:: Instructions to follow ::
Read the entries below and pull out each line with the string "heading".

:: Stored dataset items ::
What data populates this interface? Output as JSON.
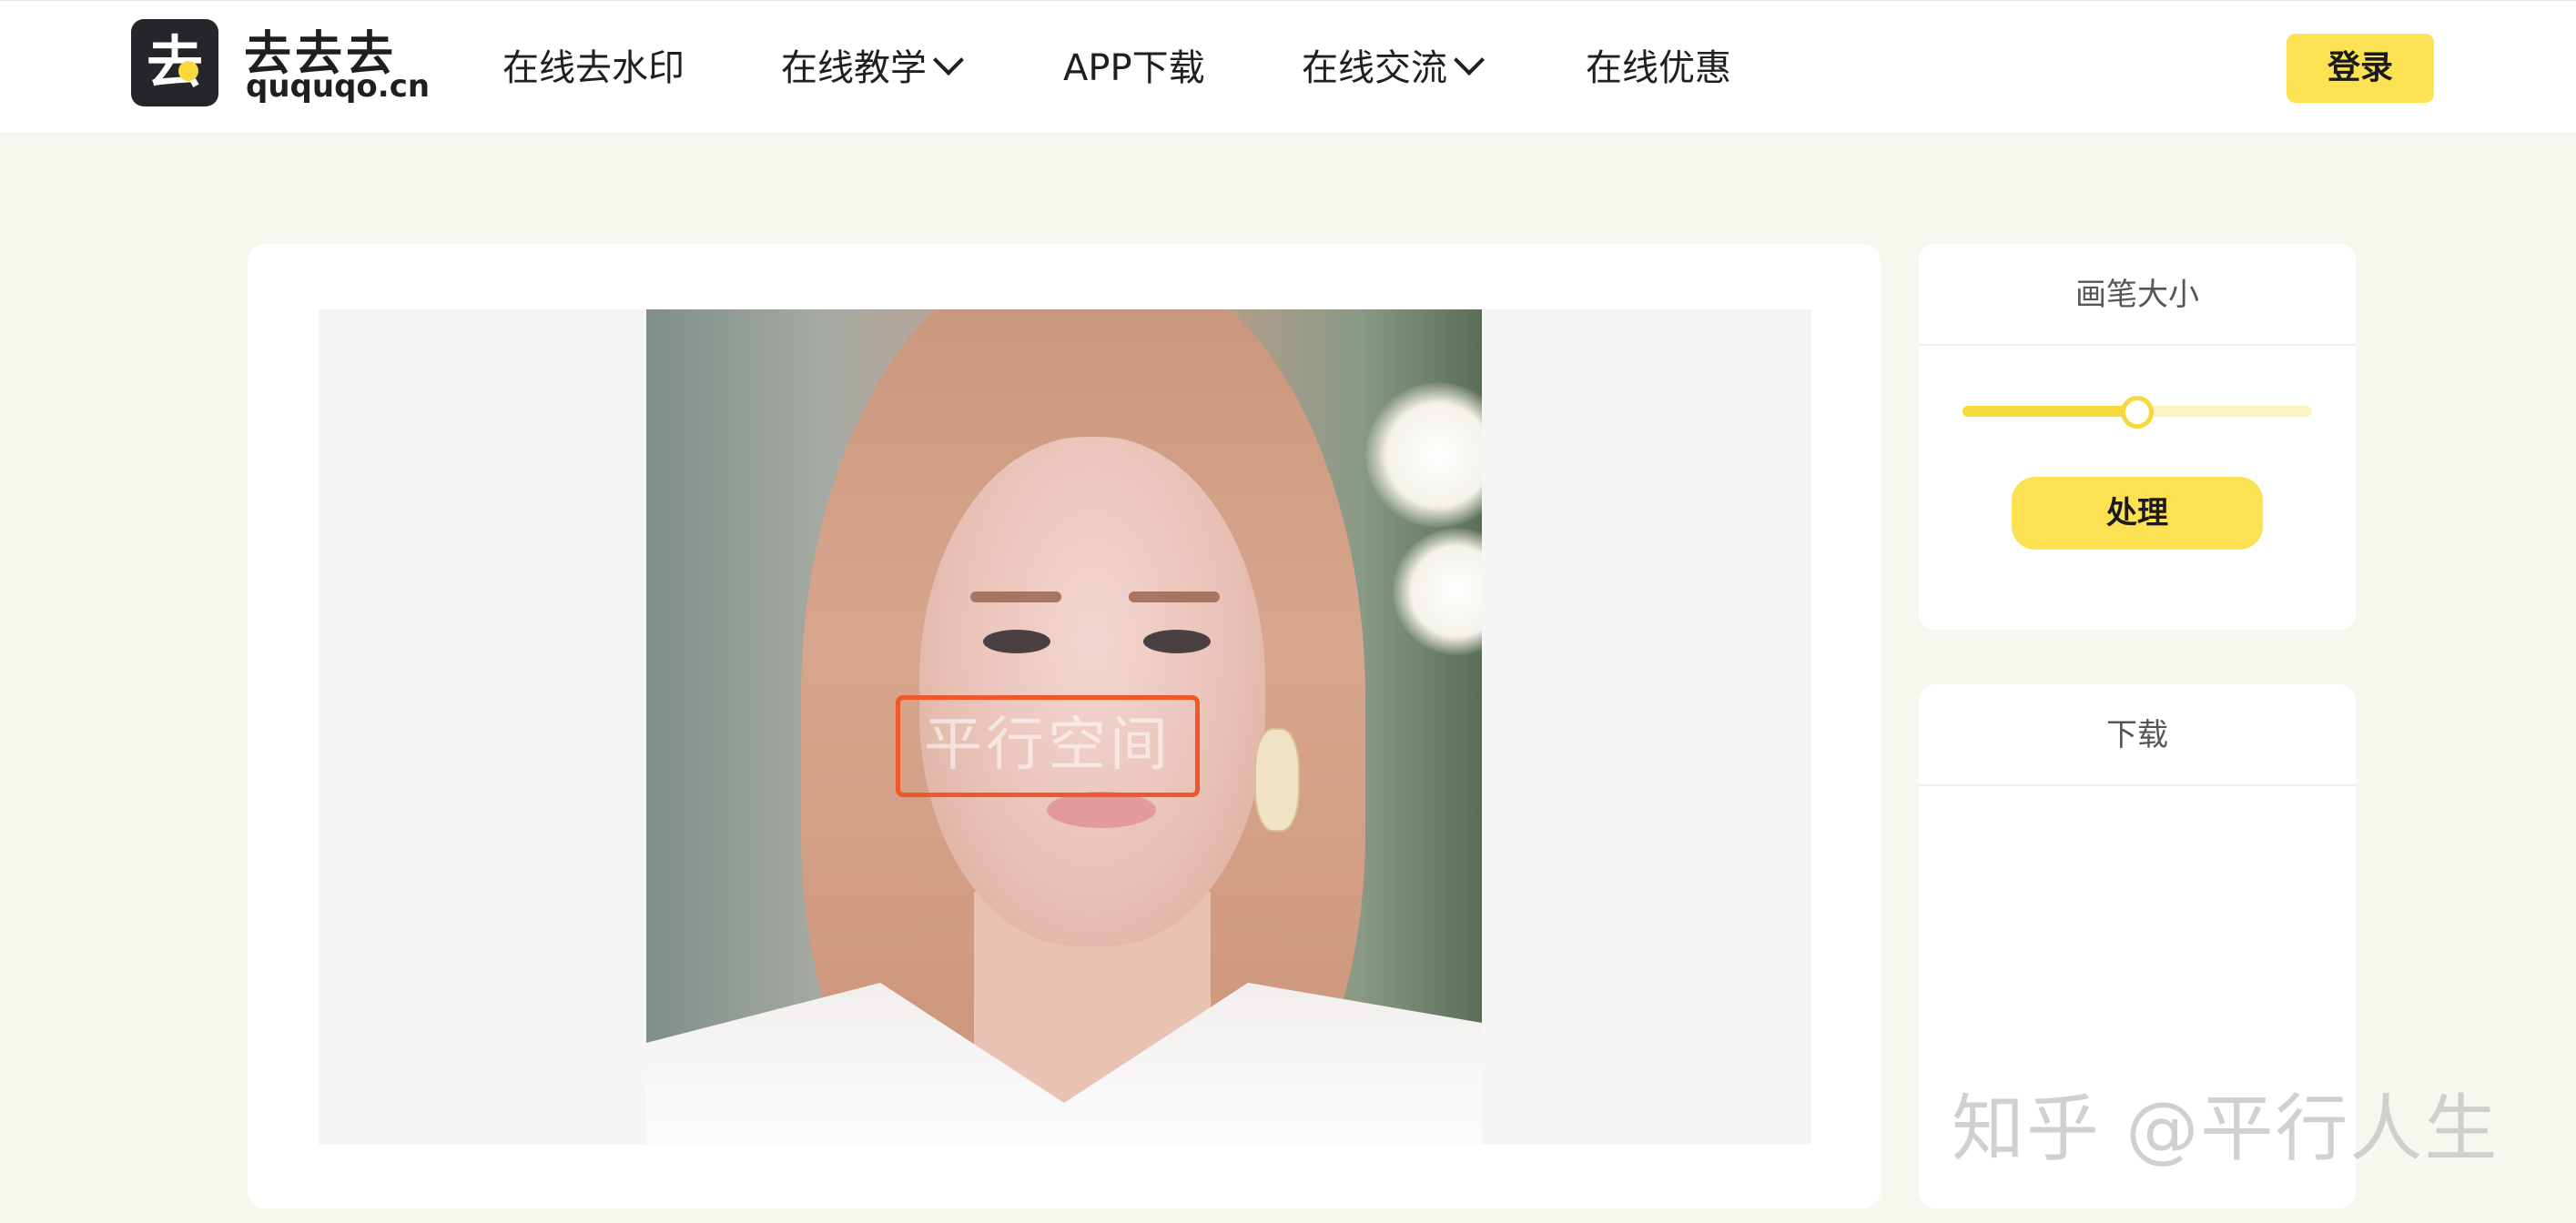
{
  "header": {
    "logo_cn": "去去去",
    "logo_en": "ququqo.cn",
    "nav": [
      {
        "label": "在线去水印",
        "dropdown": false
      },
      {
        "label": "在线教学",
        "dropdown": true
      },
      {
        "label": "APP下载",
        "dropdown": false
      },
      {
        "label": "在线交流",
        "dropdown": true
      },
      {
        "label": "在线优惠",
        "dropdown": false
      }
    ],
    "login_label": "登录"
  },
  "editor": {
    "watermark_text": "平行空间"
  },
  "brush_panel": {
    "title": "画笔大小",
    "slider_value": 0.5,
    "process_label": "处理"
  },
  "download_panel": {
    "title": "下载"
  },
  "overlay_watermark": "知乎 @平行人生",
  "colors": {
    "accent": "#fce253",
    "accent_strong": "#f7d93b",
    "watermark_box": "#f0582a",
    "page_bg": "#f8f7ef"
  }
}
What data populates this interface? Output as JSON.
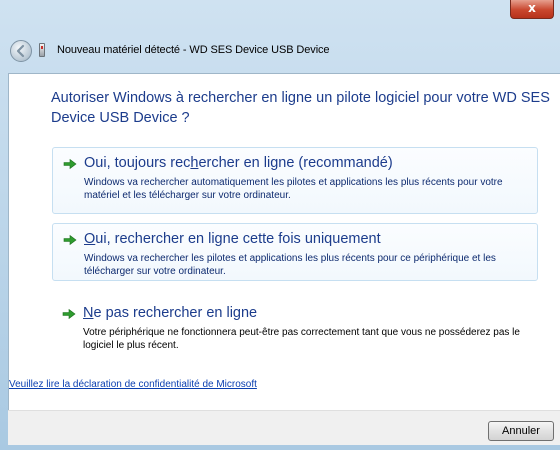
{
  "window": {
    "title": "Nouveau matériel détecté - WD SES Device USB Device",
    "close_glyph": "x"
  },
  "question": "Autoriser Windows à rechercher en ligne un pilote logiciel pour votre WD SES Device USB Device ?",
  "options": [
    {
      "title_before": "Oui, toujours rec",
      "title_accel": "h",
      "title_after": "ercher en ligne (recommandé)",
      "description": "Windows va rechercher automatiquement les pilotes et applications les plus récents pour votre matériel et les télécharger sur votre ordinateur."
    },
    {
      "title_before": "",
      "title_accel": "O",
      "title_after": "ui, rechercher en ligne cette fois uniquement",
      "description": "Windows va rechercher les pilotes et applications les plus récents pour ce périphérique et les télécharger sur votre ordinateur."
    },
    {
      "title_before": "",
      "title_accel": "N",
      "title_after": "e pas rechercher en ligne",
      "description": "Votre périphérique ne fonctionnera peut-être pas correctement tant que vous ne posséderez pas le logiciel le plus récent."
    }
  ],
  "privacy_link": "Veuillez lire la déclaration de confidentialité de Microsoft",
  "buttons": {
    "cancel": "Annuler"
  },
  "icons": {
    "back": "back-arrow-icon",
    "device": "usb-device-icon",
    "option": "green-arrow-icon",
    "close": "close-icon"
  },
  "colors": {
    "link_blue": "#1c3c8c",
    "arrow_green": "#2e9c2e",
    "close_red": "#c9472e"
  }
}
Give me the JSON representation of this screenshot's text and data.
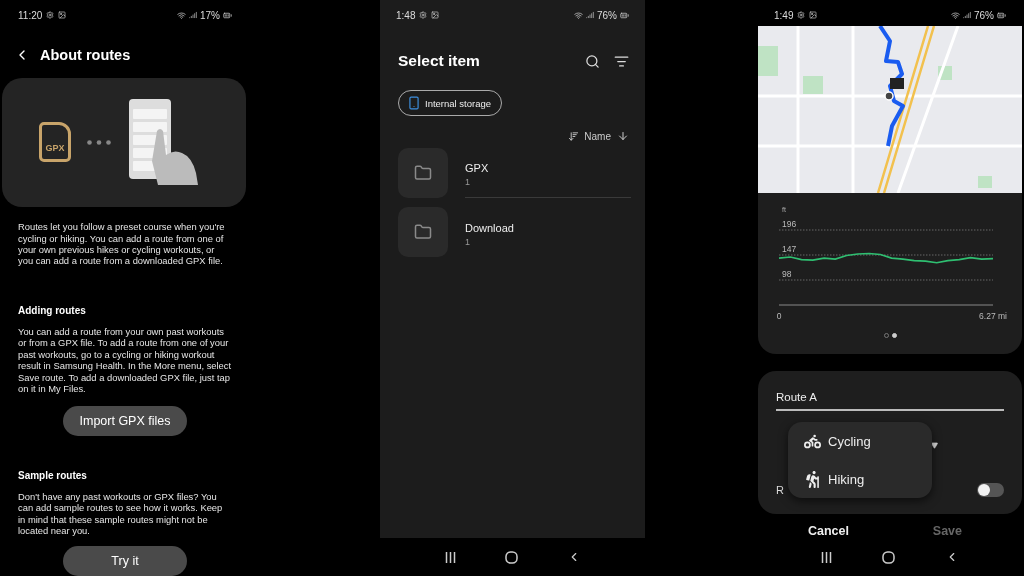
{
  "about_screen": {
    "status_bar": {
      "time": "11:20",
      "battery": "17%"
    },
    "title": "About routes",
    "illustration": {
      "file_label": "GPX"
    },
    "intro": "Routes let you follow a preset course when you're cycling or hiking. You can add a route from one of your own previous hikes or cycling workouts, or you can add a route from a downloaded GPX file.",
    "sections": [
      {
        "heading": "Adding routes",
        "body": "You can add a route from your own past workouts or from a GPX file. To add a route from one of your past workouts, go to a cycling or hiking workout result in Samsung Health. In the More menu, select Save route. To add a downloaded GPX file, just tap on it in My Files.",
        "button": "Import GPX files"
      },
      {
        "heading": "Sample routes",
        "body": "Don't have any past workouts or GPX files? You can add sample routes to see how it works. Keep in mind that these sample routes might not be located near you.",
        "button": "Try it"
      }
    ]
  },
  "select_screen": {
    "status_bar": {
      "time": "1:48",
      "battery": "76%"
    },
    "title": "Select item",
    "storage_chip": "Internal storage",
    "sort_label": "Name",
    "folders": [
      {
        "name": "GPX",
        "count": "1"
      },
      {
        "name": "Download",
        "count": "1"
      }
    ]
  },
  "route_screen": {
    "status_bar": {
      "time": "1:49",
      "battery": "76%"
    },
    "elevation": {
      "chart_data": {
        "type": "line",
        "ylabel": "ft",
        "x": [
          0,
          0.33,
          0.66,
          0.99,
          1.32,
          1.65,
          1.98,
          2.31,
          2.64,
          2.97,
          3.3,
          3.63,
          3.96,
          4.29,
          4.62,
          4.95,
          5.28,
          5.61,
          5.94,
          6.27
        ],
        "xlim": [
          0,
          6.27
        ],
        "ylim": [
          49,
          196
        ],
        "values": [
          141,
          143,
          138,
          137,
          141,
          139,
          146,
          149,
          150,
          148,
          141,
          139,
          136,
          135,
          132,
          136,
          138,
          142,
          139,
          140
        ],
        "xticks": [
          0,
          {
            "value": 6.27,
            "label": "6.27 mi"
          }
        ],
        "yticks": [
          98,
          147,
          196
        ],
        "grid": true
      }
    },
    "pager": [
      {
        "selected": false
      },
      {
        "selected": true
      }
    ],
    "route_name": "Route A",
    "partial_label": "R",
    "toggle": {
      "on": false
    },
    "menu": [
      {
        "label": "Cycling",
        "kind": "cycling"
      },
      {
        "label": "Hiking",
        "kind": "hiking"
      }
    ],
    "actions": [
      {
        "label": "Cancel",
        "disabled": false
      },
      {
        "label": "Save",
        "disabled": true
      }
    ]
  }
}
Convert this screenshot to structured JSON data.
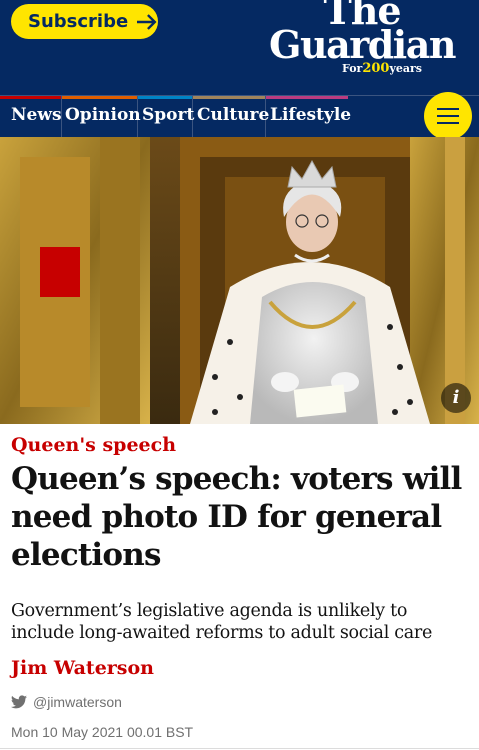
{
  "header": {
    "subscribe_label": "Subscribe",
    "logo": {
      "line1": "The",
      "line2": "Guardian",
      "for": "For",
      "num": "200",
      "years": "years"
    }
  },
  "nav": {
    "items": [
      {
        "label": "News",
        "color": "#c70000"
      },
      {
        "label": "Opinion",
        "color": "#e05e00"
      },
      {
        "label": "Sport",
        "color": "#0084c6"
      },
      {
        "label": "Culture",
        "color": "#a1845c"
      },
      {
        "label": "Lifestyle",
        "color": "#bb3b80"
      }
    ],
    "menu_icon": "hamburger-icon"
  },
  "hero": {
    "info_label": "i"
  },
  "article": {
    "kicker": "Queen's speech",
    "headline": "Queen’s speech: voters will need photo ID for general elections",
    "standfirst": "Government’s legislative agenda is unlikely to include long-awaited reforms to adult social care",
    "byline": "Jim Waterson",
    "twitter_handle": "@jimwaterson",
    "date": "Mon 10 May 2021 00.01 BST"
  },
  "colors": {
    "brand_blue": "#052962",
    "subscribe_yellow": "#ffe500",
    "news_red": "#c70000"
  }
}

:: Written solution ::
        "heading": "Adding routes",
        "heading": "Sample routes",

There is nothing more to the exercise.